WRITTEN TASK: Go through the material and pull out every line with the string "caption" in it.

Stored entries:

◇ ◇ ◇ ◇ ◇ ◇ ◇

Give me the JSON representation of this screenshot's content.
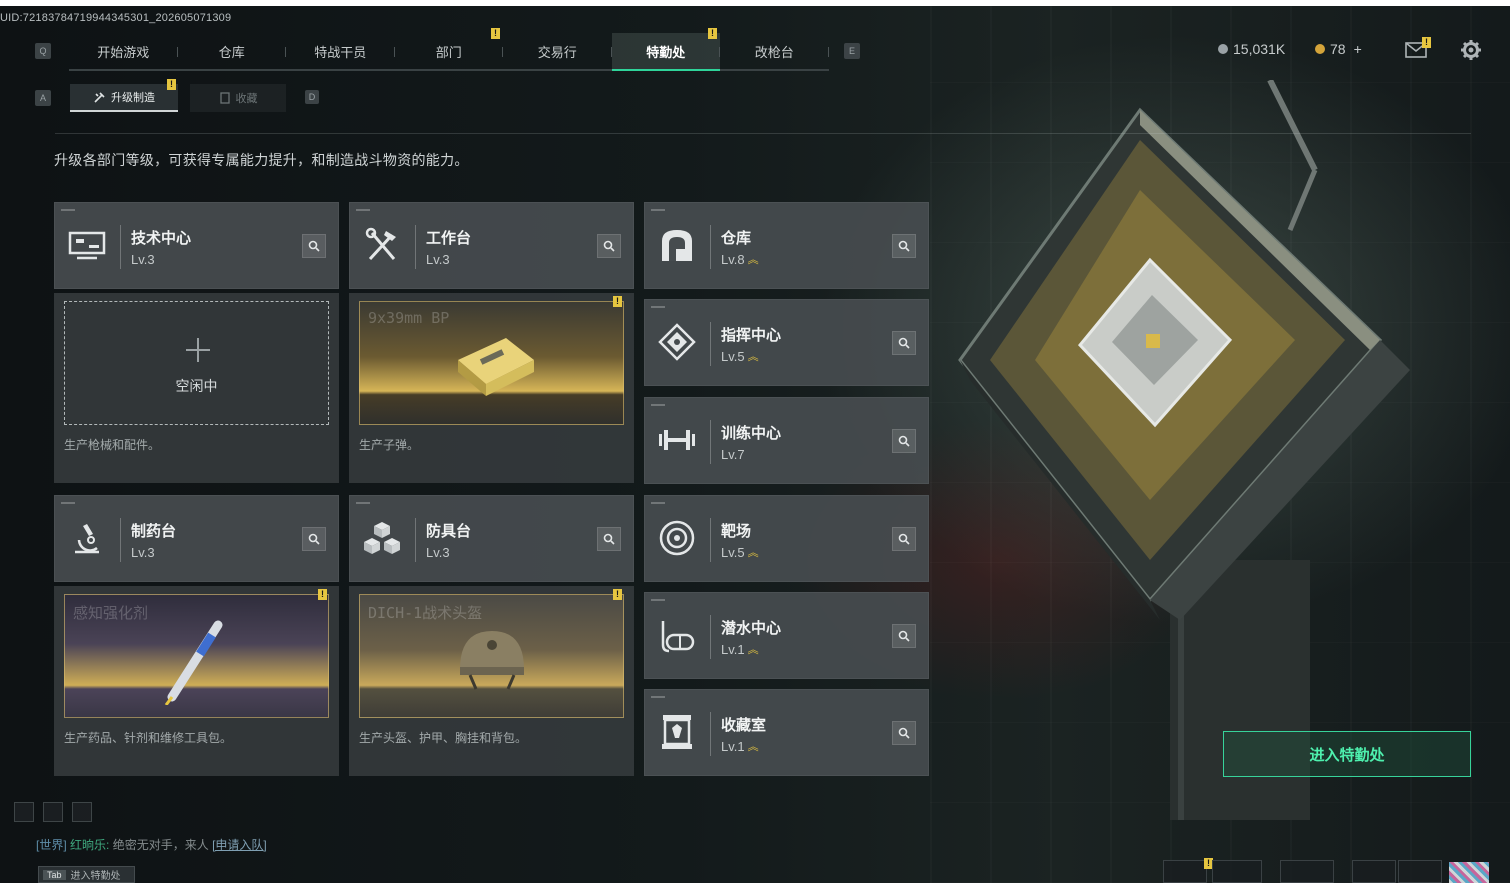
{
  "uid": "UID:72183784719944345301_202605071309",
  "nav": {
    "left_key": "Q",
    "right_key": "E",
    "tabs": [
      {
        "label": "开始游戏"
      },
      {
        "label": "仓库"
      },
      {
        "label": "特战干员"
      },
      {
        "label": "部门",
        "alert": "!"
      },
      {
        "label": "交易行"
      },
      {
        "label": "特勤处",
        "alert": "!",
        "active": true
      },
      {
        "label": "改枪台"
      }
    ]
  },
  "currency": {
    "silver": "15,031K",
    "gold": "78",
    "plus": "+"
  },
  "mail_alert": "!",
  "subnav": {
    "left_key": "A",
    "right_key": "D",
    "active_label": "升级制造",
    "active_alert": "!",
    "inactive_label": "收藏"
  },
  "description": "升级各部门等级，可获得专属能力提升，和制造战斗物资的能力。",
  "departments": {
    "tech": {
      "name": "技术中心",
      "level": "Lv.3"
    },
    "workbench": {
      "name": "工作台",
      "level": "Lv.3"
    },
    "warehouse": {
      "name": "仓库",
      "level": "Lv.8"
    },
    "command": {
      "name": "指挥中心",
      "level": "Lv.5"
    },
    "training": {
      "name": "训练中心",
      "level": "Lv.7"
    },
    "pharmacy": {
      "name": "制药台",
      "level": "Lv.3"
    },
    "armor": {
      "name": "防具台",
      "level": "Lv.3"
    },
    "range": {
      "name": "靶场",
      "level": "Lv.5"
    },
    "diving": {
      "name": "潜水中心",
      "level": "Lv.1"
    },
    "collection": {
      "name": "收藏室",
      "level": "Lv.1"
    }
  },
  "production": {
    "tech": {
      "status": "空闲中",
      "caption": "生产枪械和配件。"
    },
    "workbench": {
      "item": "9x39mm BP",
      "caption": "生产子弹。",
      "alert": "!"
    },
    "pharmacy": {
      "item": "感知强化剂",
      "caption": "生产药品、针剂和维修工具包。",
      "alert": "!"
    },
    "armor": {
      "item": "DICH-1战术头盔",
      "caption": "生产头盔、护甲、胸挂和背包。",
      "alert": "!"
    }
  },
  "enter_button": "进入特勤处",
  "chat": {
    "channel": "[世界]",
    "user": "红晌乐:",
    "message": "绝密无对手，来人",
    "action": "[申请入队]"
  },
  "tab_hint": {
    "key": "Tab",
    "label": "进入特勤处"
  },
  "bottom_alert": "!",
  "colors": {
    "accent_green": "#2fd49a",
    "alert_yellow": "#e6c640",
    "card_bg": "#464c4f"
  }
}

◇ ◇ ◇ ◇ ◇ ◇ ◇

RESPONSE:
      "caption": "生产枪械和配件。"
      "caption": "生产子弹。",
      "caption": "生产药品、针剂和维修工具包。",
      "caption": "生产头盔、护甲、胸挂和背包。",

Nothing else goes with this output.